Produce the listing below again, exactly as shown.

>>

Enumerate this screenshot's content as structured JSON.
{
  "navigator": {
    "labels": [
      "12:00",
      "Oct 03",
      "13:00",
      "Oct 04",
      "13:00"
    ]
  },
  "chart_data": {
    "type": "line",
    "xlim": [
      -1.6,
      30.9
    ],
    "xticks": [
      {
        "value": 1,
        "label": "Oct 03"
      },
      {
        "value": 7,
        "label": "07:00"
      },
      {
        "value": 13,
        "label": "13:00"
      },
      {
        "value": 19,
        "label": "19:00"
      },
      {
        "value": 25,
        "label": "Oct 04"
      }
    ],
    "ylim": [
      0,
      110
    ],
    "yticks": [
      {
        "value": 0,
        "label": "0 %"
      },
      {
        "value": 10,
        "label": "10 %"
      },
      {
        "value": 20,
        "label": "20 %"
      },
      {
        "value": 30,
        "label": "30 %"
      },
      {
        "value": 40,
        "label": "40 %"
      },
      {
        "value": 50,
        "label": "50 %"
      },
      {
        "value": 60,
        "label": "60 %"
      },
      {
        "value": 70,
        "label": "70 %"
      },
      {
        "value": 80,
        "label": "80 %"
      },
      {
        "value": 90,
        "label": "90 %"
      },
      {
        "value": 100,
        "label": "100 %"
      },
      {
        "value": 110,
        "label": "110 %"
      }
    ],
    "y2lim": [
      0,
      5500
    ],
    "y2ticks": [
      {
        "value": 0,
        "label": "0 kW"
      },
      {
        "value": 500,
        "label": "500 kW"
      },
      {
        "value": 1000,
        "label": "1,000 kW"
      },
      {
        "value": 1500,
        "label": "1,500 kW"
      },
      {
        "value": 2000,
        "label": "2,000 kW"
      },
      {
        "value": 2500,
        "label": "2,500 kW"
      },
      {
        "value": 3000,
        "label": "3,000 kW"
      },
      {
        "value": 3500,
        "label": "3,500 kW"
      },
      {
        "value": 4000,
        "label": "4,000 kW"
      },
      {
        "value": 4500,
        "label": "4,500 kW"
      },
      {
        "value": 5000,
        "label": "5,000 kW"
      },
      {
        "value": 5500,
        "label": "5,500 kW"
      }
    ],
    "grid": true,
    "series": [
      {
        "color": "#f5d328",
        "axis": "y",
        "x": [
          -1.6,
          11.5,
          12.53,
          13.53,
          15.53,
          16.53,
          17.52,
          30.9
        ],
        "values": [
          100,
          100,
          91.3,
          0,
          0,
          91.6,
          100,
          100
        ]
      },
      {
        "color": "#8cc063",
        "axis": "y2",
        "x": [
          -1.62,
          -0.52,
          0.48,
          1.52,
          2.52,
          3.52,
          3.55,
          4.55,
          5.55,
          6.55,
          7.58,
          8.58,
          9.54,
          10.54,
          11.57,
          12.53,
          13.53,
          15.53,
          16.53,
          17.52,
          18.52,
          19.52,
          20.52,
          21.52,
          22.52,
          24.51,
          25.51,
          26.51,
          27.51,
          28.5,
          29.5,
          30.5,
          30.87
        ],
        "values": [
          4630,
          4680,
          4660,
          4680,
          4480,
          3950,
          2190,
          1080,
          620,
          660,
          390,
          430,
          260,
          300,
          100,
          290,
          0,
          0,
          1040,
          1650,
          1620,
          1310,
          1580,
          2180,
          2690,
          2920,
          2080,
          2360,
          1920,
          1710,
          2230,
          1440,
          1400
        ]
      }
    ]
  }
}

<<

• _REPLY TO THE TASK_
Enumerate this screenshot's content as structured JSON.
{
  "navigator": {
    "labels": [
      "12:00",
      "Oct 03",
      "13:00",
      "Oct 04",
      "13:00"
    ]
  },
  "chart_data": {
    "type": "line",
    "xlim": [
      -1.6,
      30.9
    ],
    "xticks": [
      {
        "value": 1,
        "label": "Oct 03"
      },
      {
        "value": 7,
        "label": "07:00"
      },
      {
        "value": 13,
        "label": "13:00"
      },
      {
        "value": 19,
        "label": "19:00"
      },
      {
        "value": 25,
        "label": "Oct 04"
      }
    ],
    "ylim": [
      0,
      110
    ],
    "yticks": [
      {
        "value": 0,
        "label": "0 %"
      },
      {
        "value": 10,
        "label": "10 %"
      },
      {
        "value": 20,
        "label": "20 %"
      },
      {
        "value": 30,
        "label": "30 %"
      },
      {
        "value": 40,
        "label": "40 %"
      },
      {
        "value": 50,
        "label": "50 %"
      },
      {
        "value": 60,
        "label": "60 %"
      },
      {
        "value": 70,
        "label": "70 %"
      },
      {
        "value": 80,
        "label": "80 %"
      },
      {
        "value": 90,
        "label": "90 %"
      },
      {
        "value": 100,
        "label": "100 %"
      },
      {
        "value": 110,
        "label": "110 %"
      }
    ],
    "y2lim": [
      0,
      5500
    ],
    "y2ticks": [
      {
        "value": 0,
        "label": "0 kW"
      },
      {
        "value": 500,
        "label": "500 kW"
      },
      {
        "value": 1000,
        "label": "1,000 kW"
      },
      {
        "value": 1500,
        "label": "1,500 kW"
      },
      {
        "value": 2000,
        "label": "2,000 kW"
      },
      {
        "value": 2500,
        "label": "2,500 kW"
      },
      {
        "value": 3000,
        "label": "3,000 kW"
      },
      {
        "value": 3500,
        "label": "3,500 kW"
      },
      {
        "value": 4000,
        "label": "4,000 kW"
      },
      {
        "value": 4500,
        "label": "4,500 kW"
      },
      {
        "value": 5000,
        "label": "5,000 kW"
      },
      {
        "value": 5500,
        "label": "5,500 kW"
      }
    ],
    "grid": true,
    "series": [
      {
        "color": "#f5d328",
        "axis": "y",
        "x": [
          -1.6,
          11.5,
          12.53,
          13.53,
          15.53,
          16.53,
          17.52,
          30.9
        ],
        "values": [
          100,
          100,
          91.3,
          0,
          0,
          91.6,
          100,
          100
        ]
      },
      {
        "color": "#8cc063",
        "axis": "y2",
        "x": [
          -1.62,
          -0.52,
          0.48,
          1.52,
          2.52,
          3.52,
          3.55,
          4.55,
          5.55,
          6.55,
          7.58,
          8.58,
          9.54,
          10.54,
          11.57,
          12.53,
          13.53,
          15.53,
          16.53,
          17.52,
          18.52,
          19.52,
          20.52,
          21.52,
          22.52,
          24.51,
          25.51,
          26.51,
          27.51,
          28.5,
          29.5,
          30.5,
          30.87
        ],
        "values": [
          4630,
          4680,
          4660,
          4680,
          4480,
          3950,
          2190,
          1080,
          620,
          660,
          390,
          430,
          260,
          300,
          100,
          290,
          0,
          0,
          1040,
          1650,
          1620,
          1310,
          1580,
          2180,
          2690,
          2920,
          2080,
          2360,
          1920,
          1710,
          2230,
          1440,
          1400
        ]
      }
    ]
  }
}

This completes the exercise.